→ Exercise task
Copy every line of the records below where the word "title" occurs.

→ Data for this exercise
- - -

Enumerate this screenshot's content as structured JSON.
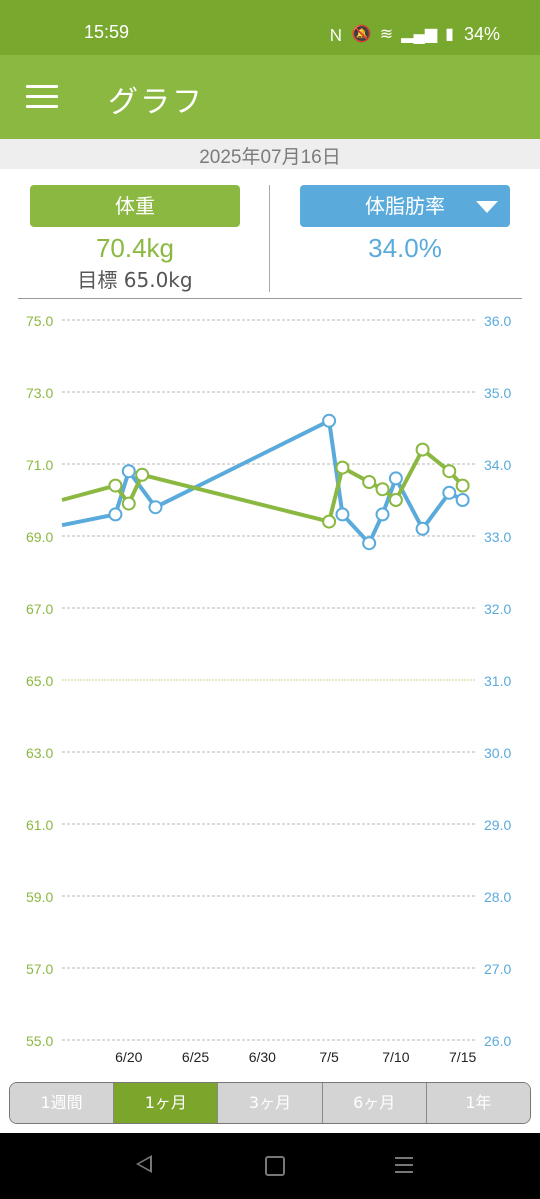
{
  "status": {
    "time": "15:59",
    "battery": "34%"
  },
  "app": {
    "title": "グラフ"
  },
  "date": "2025年07月16日",
  "weight": {
    "label": "体重",
    "value": "70.4kg",
    "goal": "目標 65.0kg"
  },
  "fat": {
    "label": "体脂肪率",
    "value": "34.0%"
  },
  "periods": [
    "1週間",
    "1ヶ月",
    "3ヶ月",
    "6ヶ月",
    "1年"
  ],
  "active_period": 1,
  "colors": {
    "weight": "#8bb840",
    "fat": "#5aabdb"
  },
  "chart_data": {
    "type": "line",
    "x_tick_labels": [
      "6/20",
      "6/25",
      "6/30",
      "7/5",
      "7/10",
      "7/15"
    ],
    "x_tick_days": [
      20,
      25,
      30,
      35,
      40,
      45
    ],
    "y_left": {
      "ticks": [
        "75.0",
        "73.0",
        "71.0",
        "69.0",
        "67.0",
        "65.0",
        "63.0",
        "61.0",
        "59.0",
        "57.0",
        "55.0"
      ],
      "range": [
        55,
        75
      ]
    },
    "y_right": {
      "ticks": [
        "36.0",
        "35.0",
        "34.0",
        "33.0",
        "32.0",
        "31.0",
        "30.0",
        "29.0",
        "28.0",
        "27.0",
        "26.0"
      ],
      "range": [
        26,
        36
      ]
    },
    "goal_value": 65.0,
    "series": [
      {
        "axis": "left",
        "color": "#8bb840",
        "points": [
          [
            19,
            70.4
          ],
          [
            20,
            69.9
          ],
          [
            21,
            70.7
          ],
          [
            35,
            69.4
          ],
          [
            36,
            70.9
          ],
          [
            38,
            70.5
          ],
          [
            39,
            70.3
          ],
          [
            40,
            70.0
          ],
          [
            42,
            71.4
          ],
          [
            44,
            70.8
          ],
          [
            45,
            70.4
          ]
        ],
        "lead_in": [
          [
            15,
            70.0
          ]
        ]
      },
      {
        "axis": "right",
        "color": "#5aabdb",
        "points": [
          [
            19,
            33.3
          ],
          [
            20,
            33.9
          ],
          [
            22,
            33.4
          ],
          [
            35,
            34.6
          ],
          [
            36,
            33.3
          ],
          [
            38,
            32.9
          ],
          [
            39,
            33.3
          ],
          [
            40,
            33.8
          ],
          [
            42,
            33.1
          ],
          [
            44,
            33.6
          ],
          [
            45,
            33.5
          ]
        ],
        "lead_in": [
          [
            15,
            33.15
          ]
        ]
      }
    ]
  }
}
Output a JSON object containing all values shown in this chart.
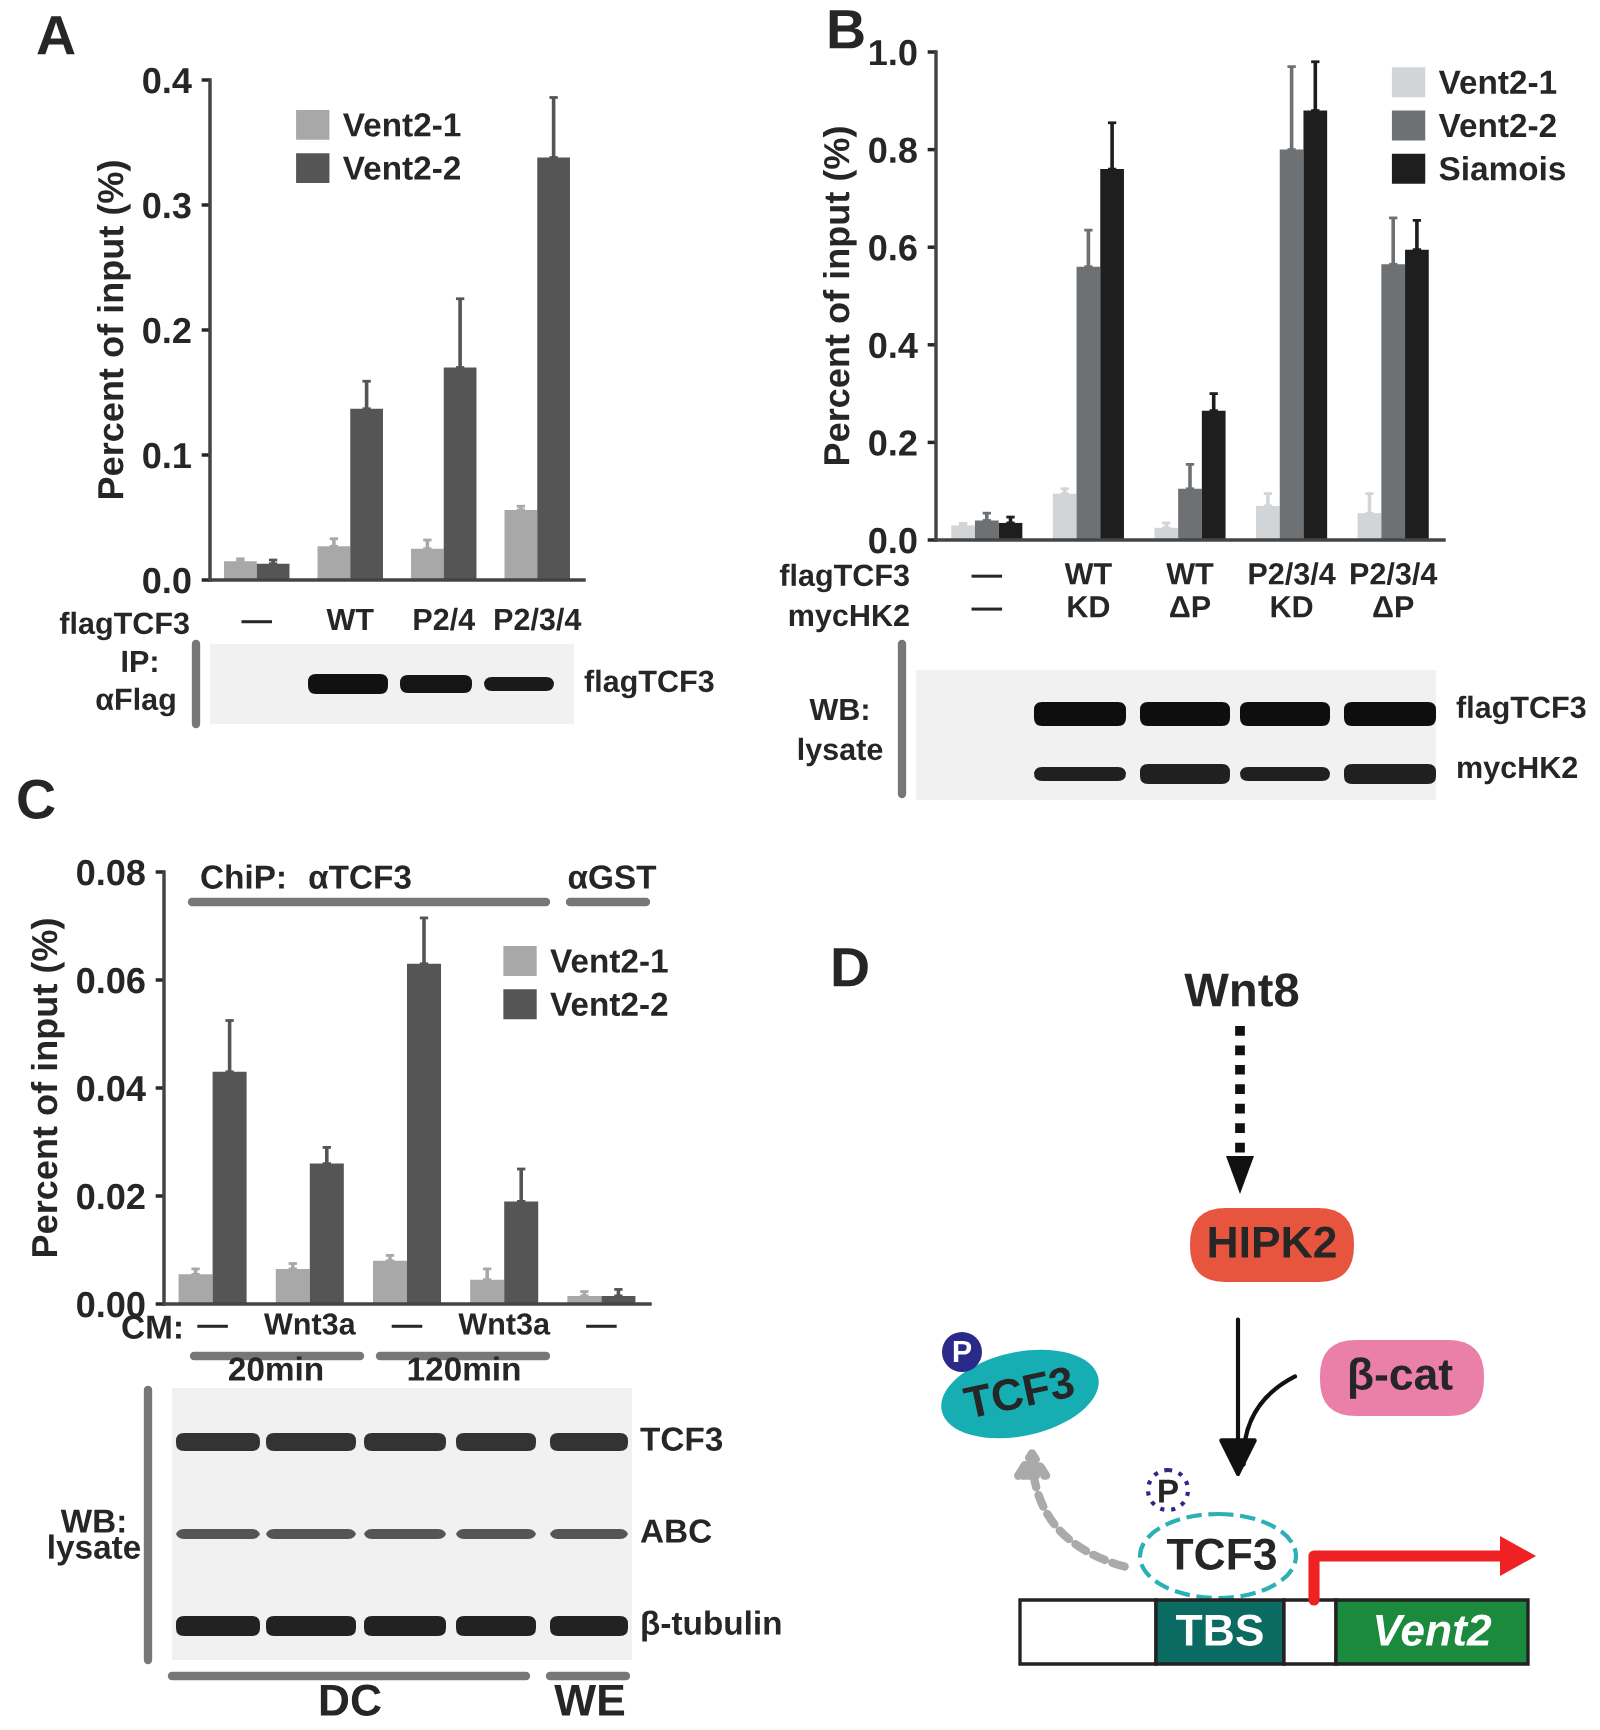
{
  "chart_data": [
    {
      "type": "bar",
      "categories": [
        "—",
        "WT",
        "P2/4",
        "P2/3/4"
      ],
      "ylabel": "Percent of input (%)",
      "ylim": [
        0.0,
        0.4
      ],
      "yticks": [
        {
          "value": 0.0,
          "label": "0.0"
        },
        {
          "value": 0.1,
          "label": "0.1"
        },
        {
          "value": 0.2,
          "label": "0.2"
        },
        {
          "value": 0.3,
          "label": "0.3"
        },
        {
          "value": 0.4,
          "label": "0.4"
        }
      ],
      "legend": "top left",
      "series": [
        {
          "name": "Vent2-1",
          "color": "#a8a8a8",
          "values": [
            0.015,
            0.027,
            0.025,
            0.056
          ],
          "errors": [
            [
              0.015,
              0.017
            ],
            [
              0.027,
              0.033
            ],
            [
              0.025,
              0.032
            ],
            [
              0.056,
              0.059
            ]
          ]
        },
        {
          "name": "Vent2-2",
          "color": "#555555",
          "values": [
            0.013,
            0.137,
            0.17,
            0.338
          ],
          "errors": [
            [
              0.013,
              0.016
            ],
            [
              0.137,
              0.159
            ],
            [
              0.17,
              0.225
            ],
            [
              0.338,
              0.386
            ]
          ]
        }
      ],
      "annotations": [
        "A",
        "flagTCF3",
        "IP:",
        "αFlag",
        "flagTCF3"
      ]
    },
    {
      "type": "bar",
      "categories": [
        "—\n—",
        "WT\nKD",
        "WT\nΔP",
        "P2/3/4\nKD",
        "P2/3/4\nΔP"
      ],
      "ylabel": "Percent of input (%)",
      "ylim": [
        0.0,
        1.0
      ],
      "yticks": [
        {
          "value": 0.0,
          "label": "0.0"
        },
        {
          "value": 0.2,
          "label": "0.2"
        },
        {
          "value": 0.4,
          "label": "0.4"
        },
        {
          "value": 0.6,
          "label": "0.6"
        },
        {
          "value": 0.8,
          "label": "0.8"
        },
        {
          "value": 1.0,
          "label": "1.0"
        }
      ],
      "legend": "top right",
      "series": [
        {
          "name": "Vent2-1",
          "color": "#d2d5d8",
          "values": [
            0.03,
            0.095,
            0.025,
            0.07,
            0.055
          ],
          "errors": [
            [
              0.03,
              0.034
            ],
            [
              0.095,
              0.105
            ],
            [
              0.025,
              0.035
            ],
            [
              0.07,
              0.095
            ],
            [
              0.055,
              0.095
            ]
          ]
        },
        {
          "name": "Vent2-2",
          "color": "#6e7174",
          "values": [
            0.04,
            0.56,
            0.105,
            0.8,
            0.565
          ],
          "errors": [
            [
              0.04,
              0.055
            ],
            [
              0.56,
              0.635
            ],
            [
              0.105,
              0.155
            ],
            [
              0.8,
              0.97
            ],
            [
              0.565,
              0.66
            ]
          ]
        },
        {
          "name": "Siamois",
          "color": "#1e1e1e",
          "values": [
            0.035,
            0.76,
            0.265,
            0.88,
            0.595
          ],
          "errors": [
            [
              0.035,
              0.047
            ],
            [
              0.76,
              0.855
            ],
            [
              0.265,
              0.3
            ],
            [
              0.88,
              0.98
            ],
            [
              0.595,
              0.655
            ]
          ]
        }
      ],
      "annotations": [
        "B",
        "flagTCF3",
        "mycHK2",
        "WB:",
        "lysate",
        "flagTCF3",
        "mycHK2"
      ]
    },
    {
      "type": "bar",
      "categories": [
        "—",
        "Wnt3a",
        "—",
        "Wnt3a",
        "—"
      ],
      "ylabel": "Percent of input (%)",
      "ylim": [
        0.0,
        0.08
      ],
      "yticks": [
        {
          "value": 0.0,
          "label": "0.00"
        },
        {
          "value": 0.02,
          "label": "0.02"
        },
        {
          "value": 0.04,
          "label": "0.04"
        },
        {
          "value": 0.06,
          "label": "0.06"
        },
        {
          "value": 0.08,
          "label": "0.08"
        }
      ],
      "legend": "right",
      "series": [
        {
          "name": "Vent2-1",
          "color": "#a8a8a8",
          "values": [
            0.0055,
            0.0065,
            0.008,
            0.0045,
            0.0015
          ],
          "errors": [
            [
              0.0055,
              0.0065
            ],
            [
              0.0065,
              0.0075
            ],
            [
              0.008,
              0.009
            ],
            [
              0.0045,
              0.0065
            ],
            [
              0.0015,
              0.0023
            ]
          ]
        },
        {
          "name": "Vent2-2",
          "color": "#555555",
          "values": [
            0.043,
            0.026,
            0.063,
            0.019,
            0.0015
          ],
          "errors": [
            [
              0.043,
              0.0525
            ],
            [
              0.026,
              0.029
            ],
            [
              0.063,
              0.0715
            ],
            [
              0.019,
              0.025
            ],
            [
              0.0015,
              0.0027
            ]
          ]
        }
      ],
      "annotations": [
        "C",
        "ChiP:",
        "αTCF3",
        "αGST",
        "CM:",
        "20min",
        "120min",
        "WB:",
        "lysate",
        "TCF3",
        "ABC",
        "β-tubulin",
        "DC",
        "WE"
      ]
    },
    {
      "type": "other",
      "annotations": [
        "D",
        "Wnt8",
        "HIPK2",
        "β-cat",
        "P",
        "TCF3",
        "P",
        "TCF3",
        "TBS",
        "Vent2"
      ]
    }
  ]
}
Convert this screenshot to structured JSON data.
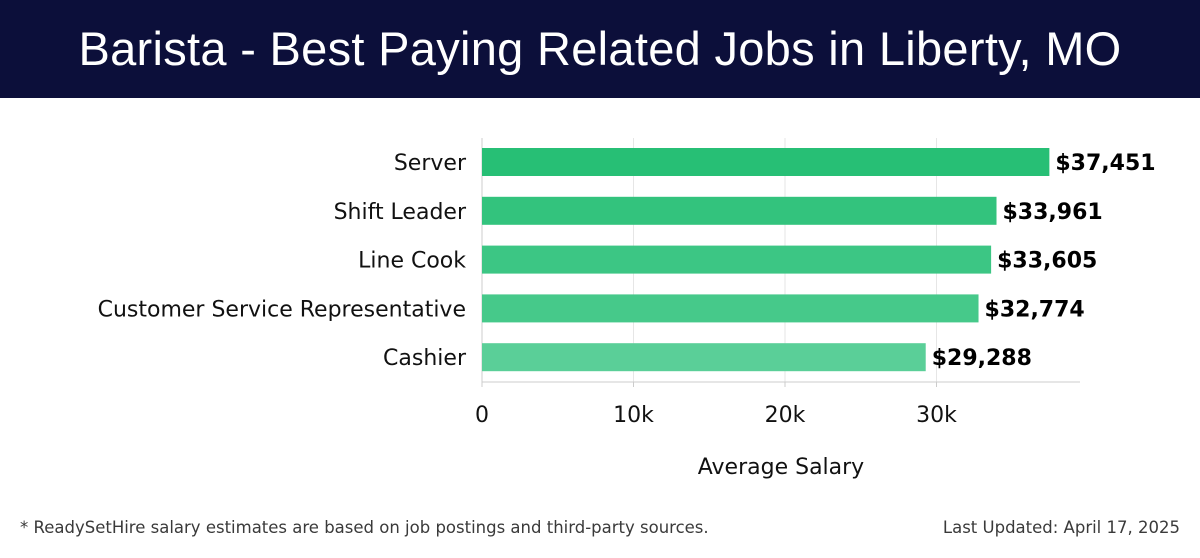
{
  "header": {
    "title": "Barista - Best Paying Related Jobs in Liberty, MO"
  },
  "chart_data": {
    "type": "bar",
    "orientation": "horizontal",
    "categories": [
      "Server",
      "Shift Leader",
      "Line Cook",
      "Customer Service Representative",
      "Cashier"
    ],
    "values": [
      37451,
      33961,
      33605,
      32774,
      29288
    ],
    "data_labels": [
      "$37,451",
      "$33,961",
      "$33,605",
      "$32,774",
      "$29,288"
    ],
    "xlabel": "Average Salary",
    "ylabel": "",
    "xlim": [
      0,
      39500
    ],
    "x_ticks": [
      0,
      10000,
      20000,
      30000
    ],
    "x_tick_labels": [
      "0",
      "10k",
      "20k",
      "30k"
    ],
    "grid": "vertical",
    "colors": {
      "bars": [
        "#27bf75",
        "#33c37d",
        "#3cc684",
        "#46c98a",
        "#5acf98"
      ],
      "grid": "#e6e6e6",
      "axis": "#cccccc"
    }
  },
  "footer": {
    "note": "* ReadySetHire salary estimates are based on job postings and third-party sources.",
    "updated": "Last Updated: April 17, 2025"
  }
}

- - -

→ Task answer
    "title": "グラフ"
    "title": "Barista - Best Paying Related Jobs in Liberty, MO"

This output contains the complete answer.